>> START GIVEN INFORMATION

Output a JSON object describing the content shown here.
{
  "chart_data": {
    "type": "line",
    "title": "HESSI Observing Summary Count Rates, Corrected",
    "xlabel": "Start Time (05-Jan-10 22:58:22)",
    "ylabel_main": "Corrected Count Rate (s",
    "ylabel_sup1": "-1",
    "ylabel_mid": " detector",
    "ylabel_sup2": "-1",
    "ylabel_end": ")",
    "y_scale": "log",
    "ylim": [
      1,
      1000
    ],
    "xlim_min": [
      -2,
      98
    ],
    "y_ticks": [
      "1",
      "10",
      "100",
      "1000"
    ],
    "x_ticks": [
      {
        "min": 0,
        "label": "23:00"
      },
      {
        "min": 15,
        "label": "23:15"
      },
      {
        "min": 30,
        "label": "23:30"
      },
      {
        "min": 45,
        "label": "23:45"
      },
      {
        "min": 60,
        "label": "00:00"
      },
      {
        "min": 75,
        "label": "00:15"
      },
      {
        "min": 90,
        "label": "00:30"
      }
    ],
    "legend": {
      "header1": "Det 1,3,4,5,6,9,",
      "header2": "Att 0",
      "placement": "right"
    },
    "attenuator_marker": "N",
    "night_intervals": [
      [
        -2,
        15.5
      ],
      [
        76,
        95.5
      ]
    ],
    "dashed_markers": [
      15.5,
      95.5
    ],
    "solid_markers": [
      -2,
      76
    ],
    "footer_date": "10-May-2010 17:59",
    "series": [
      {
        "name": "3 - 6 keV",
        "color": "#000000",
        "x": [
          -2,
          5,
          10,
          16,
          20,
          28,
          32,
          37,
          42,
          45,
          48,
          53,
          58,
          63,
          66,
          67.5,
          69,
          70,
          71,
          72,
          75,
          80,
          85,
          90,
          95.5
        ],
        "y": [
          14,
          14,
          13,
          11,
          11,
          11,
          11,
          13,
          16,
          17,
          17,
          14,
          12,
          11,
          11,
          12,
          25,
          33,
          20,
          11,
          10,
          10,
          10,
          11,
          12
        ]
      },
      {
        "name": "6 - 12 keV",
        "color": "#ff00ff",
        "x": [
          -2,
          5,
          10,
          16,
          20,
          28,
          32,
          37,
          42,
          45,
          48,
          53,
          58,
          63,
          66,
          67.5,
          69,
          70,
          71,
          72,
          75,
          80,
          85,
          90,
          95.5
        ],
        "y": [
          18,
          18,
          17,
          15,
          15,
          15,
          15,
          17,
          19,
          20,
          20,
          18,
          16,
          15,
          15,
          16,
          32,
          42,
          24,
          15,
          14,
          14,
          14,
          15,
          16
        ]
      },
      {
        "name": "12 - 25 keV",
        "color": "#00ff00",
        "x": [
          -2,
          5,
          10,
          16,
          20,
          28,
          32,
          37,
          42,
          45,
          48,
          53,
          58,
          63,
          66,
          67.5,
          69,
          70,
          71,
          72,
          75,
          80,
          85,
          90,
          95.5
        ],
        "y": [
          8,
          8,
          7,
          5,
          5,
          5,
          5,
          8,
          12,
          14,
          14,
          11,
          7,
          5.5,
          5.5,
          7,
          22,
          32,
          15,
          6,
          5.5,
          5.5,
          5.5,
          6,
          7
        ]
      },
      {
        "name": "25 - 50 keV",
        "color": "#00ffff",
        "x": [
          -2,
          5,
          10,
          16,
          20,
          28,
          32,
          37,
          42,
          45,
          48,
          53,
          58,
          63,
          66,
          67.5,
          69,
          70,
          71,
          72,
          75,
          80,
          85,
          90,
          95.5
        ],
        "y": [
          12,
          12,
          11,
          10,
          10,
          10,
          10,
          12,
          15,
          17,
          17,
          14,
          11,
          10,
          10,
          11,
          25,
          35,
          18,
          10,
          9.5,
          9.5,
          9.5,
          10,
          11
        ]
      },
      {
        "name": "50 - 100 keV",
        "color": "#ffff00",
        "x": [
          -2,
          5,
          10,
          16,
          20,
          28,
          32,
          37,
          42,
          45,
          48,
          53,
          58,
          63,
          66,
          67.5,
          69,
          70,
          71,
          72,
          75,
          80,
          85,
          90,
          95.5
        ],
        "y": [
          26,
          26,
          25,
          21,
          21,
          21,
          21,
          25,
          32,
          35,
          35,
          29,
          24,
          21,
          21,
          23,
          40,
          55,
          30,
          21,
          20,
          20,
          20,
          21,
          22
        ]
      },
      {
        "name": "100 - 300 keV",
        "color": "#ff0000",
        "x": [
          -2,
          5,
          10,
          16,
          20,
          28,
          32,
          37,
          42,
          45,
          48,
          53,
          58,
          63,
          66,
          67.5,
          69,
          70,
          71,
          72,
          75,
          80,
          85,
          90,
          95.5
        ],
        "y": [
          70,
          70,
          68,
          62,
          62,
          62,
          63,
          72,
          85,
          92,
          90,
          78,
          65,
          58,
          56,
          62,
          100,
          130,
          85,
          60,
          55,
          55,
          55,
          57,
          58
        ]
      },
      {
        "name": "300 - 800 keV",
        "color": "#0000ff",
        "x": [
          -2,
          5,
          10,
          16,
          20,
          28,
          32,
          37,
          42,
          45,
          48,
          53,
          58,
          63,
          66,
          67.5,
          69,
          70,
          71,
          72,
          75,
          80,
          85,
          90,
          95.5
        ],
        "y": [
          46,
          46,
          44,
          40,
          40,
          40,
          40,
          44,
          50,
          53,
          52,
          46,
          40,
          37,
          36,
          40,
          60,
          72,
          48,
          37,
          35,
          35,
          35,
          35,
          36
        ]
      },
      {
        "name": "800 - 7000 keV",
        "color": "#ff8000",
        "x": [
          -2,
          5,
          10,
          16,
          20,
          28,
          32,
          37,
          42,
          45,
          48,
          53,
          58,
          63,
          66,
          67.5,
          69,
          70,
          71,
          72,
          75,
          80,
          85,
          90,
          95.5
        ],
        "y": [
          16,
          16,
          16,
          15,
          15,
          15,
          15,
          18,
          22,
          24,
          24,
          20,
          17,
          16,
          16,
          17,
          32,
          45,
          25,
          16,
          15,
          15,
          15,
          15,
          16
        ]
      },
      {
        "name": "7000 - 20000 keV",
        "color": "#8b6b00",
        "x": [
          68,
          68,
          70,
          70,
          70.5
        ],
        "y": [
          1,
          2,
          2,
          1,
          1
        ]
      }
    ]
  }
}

>> END GIVEN INFORMATION

Reproduce each record exactly as it appears.

Output a JSON object describing the content shown here.
{
  "chart_data": {
    "type": "line",
    "title": "HESSI Observing Summary Count Rates, Corrected",
    "xlabel": "Start Time (05-Jan-10 22:58:22)",
    "ylabel_main": "Corrected Count Rate (s",
    "ylabel_sup1": "-1",
    "ylabel_mid": " detector",
    "ylabel_sup2": "-1",
    "ylabel_end": ")",
    "y_scale": "log",
    "ylim": [
      1,
      1000
    ],
    "xlim_min": [
      -2,
      98
    ],
    "y_ticks": [
      "1",
      "10",
      "100",
      "1000"
    ],
    "x_ticks": [
      {
        "min": 0,
        "label": "23:00"
      },
      {
        "min": 15,
        "label": "23:15"
      },
      {
        "min": 30,
        "label": "23:30"
      },
      {
        "min": 45,
        "label": "23:45"
      },
      {
        "min": 60,
        "label": "00:00"
      },
      {
        "min": 75,
        "label": "00:15"
      },
      {
        "min": 90,
        "label": "00:30"
      }
    ],
    "legend": {
      "header1": "Det 1,3,4,5,6,9,",
      "header2": "Att 0",
      "placement": "right"
    },
    "attenuator_marker": "N",
    "night_intervals": [
      [
        -2,
        15.5
      ],
      [
        76,
        95.5
      ]
    ],
    "dashed_markers": [
      15.5,
      95.5
    ],
    "solid_markers": [
      -2,
      76
    ],
    "footer_date": "10-May-2010 17:59",
    "series": [
      {
        "name": "3 - 6 keV",
        "color": "#000000",
        "x": [
          -2,
          5,
          10,
          16,
          20,
          28,
          32,
          37,
          42,
          45,
          48,
          53,
          58,
          63,
          66,
          67.5,
          69,
          70,
          71,
          72,
          75,
          80,
          85,
          90,
          95.5
        ],
        "y": [
          14,
          14,
          13,
          11,
          11,
          11,
          11,
          13,
          16,
          17,
          17,
          14,
          12,
          11,
          11,
          12,
          25,
          33,
          20,
          11,
          10,
          10,
          10,
          11,
          12
        ]
      },
      {
        "name": "6 - 12 keV",
        "color": "#ff00ff",
        "x": [
          -2,
          5,
          10,
          16,
          20,
          28,
          32,
          37,
          42,
          45,
          48,
          53,
          58,
          63,
          66,
          67.5,
          69,
          70,
          71,
          72,
          75,
          80,
          85,
          90,
          95.5
        ],
        "y": [
          18,
          18,
          17,
          15,
          15,
          15,
          15,
          17,
          19,
          20,
          20,
          18,
          16,
          15,
          15,
          16,
          32,
          42,
          24,
          15,
          14,
          14,
          14,
          15,
          16
        ]
      },
      {
        "name": "12 - 25 keV",
        "color": "#00ff00",
        "x": [
          -2,
          5,
          10,
          16,
          20,
          28,
          32,
          37,
          42,
          45,
          48,
          53,
          58,
          63,
          66,
          67.5,
          69,
          70,
          71,
          72,
          75,
          80,
          85,
          90,
          95.5
        ],
        "y": [
          8,
          8,
          7,
          5,
          5,
          5,
          5,
          8,
          12,
          14,
          14,
          11,
          7,
          5.5,
          5.5,
          7,
          22,
          32,
          15,
          6,
          5.5,
          5.5,
          5.5,
          6,
          7
        ]
      },
      {
        "name": "25 - 50 keV",
        "color": "#00ffff",
        "x": [
          -2,
          5,
          10,
          16,
          20,
          28,
          32,
          37,
          42,
          45,
          48,
          53,
          58,
          63,
          66,
          67.5,
          69,
          70,
          71,
          72,
          75,
          80,
          85,
          90,
          95.5
        ],
        "y": [
          12,
          12,
          11,
          10,
          10,
          10,
          10,
          12,
          15,
          17,
          17,
          14,
          11,
          10,
          10,
          11,
          25,
          35,
          18,
          10,
          9.5,
          9.5,
          9.5,
          10,
          11
        ]
      },
      {
        "name": "50 - 100 keV",
        "color": "#ffff00",
        "x": [
          -2,
          5,
          10,
          16,
          20,
          28,
          32,
          37,
          42,
          45,
          48,
          53,
          58,
          63,
          66,
          67.5,
          69,
          70,
          71,
          72,
          75,
          80,
          85,
          90,
          95.5
        ],
        "y": [
          26,
          26,
          25,
          21,
          21,
          21,
          21,
          25,
          32,
          35,
          35,
          29,
          24,
          21,
          21,
          23,
          40,
          55,
          30,
          21,
          20,
          20,
          20,
          21,
          22
        ]
      },
      {
        "name": "100 - 300 keV",
        "color": "#ff0000",
        "x": [
          -2,
          5,
          10,
          16,
          20,
          28,
          32,
          37,
          42,
          45,
          48,
          53,
          58,
          63,
          66,
          67.5,
          69,
          70,
          71,
          72,
          75,
          80,
          85,
          90,
          95.5
        ],
        "y": [
          70,
          70,
          68,
          62,
          62,
          62,
          63,
          72,
          85,
          92,
          90,
          78,
          65,
          58,
          56,
          62,
          100,
          130,
          85,
          60,
          55,
          55,
          55,
          57,
          58
        ]
      },
      {
        "name": "300 - 800 keV",
        "color": "#0000ff",
        "x": [
          -2,
          5,
          10,
          16,
          20,
          28,
          32,
          37,
          42,
          45,
          48,
          53,
          58,
          63,
          66,
          67.5,
          69,
          70,
          71,
          72,
          75,
          80,
          85,
          90,
          95.5
        ],
        "y": [
          46,
          46,
          44,
          40,
          40,
          40,
          40,
          44,
          50,
          53,
          52,
          46,
          40,
          37,
          36,
          40,
          60,
          72,
          48,
          37,
          35,
          35,
          35,
          35,
          36
        ]
      },
      {
        "name": "800 - 7000 keV",
        "color": "#ff8000",
        "x": [
          -2,
          5,
          10,
          16,
          20,
          28,
          32,
          37,
          42,
          45,
          48,
          53,
          58,
          63,
          66,
          67.5,
          69,
          70,
          71,
          72,
          75,
          80,
          85,
          90,
          95.5
        ],
        "y": [
          16,
          16,
          16,
          15,
          15,
          15,
          15,
          18,
          22,
          24,
          24,
          20,
          17,
          16,
          16,
          17,
          32,
          45,
          25,
          16,
          15,
          15,
          15,
          15,
          16
        ]
      },
      {
        "name": "7000 - 20000 keV",
        "color": "#8b6b00",
        "x": [
          68,
          68,
          70,
          70,
          70.5
        ],
        "y": [
          1,
          2,
          2,
          1,
          1
        ]
      }
    ]
  }
}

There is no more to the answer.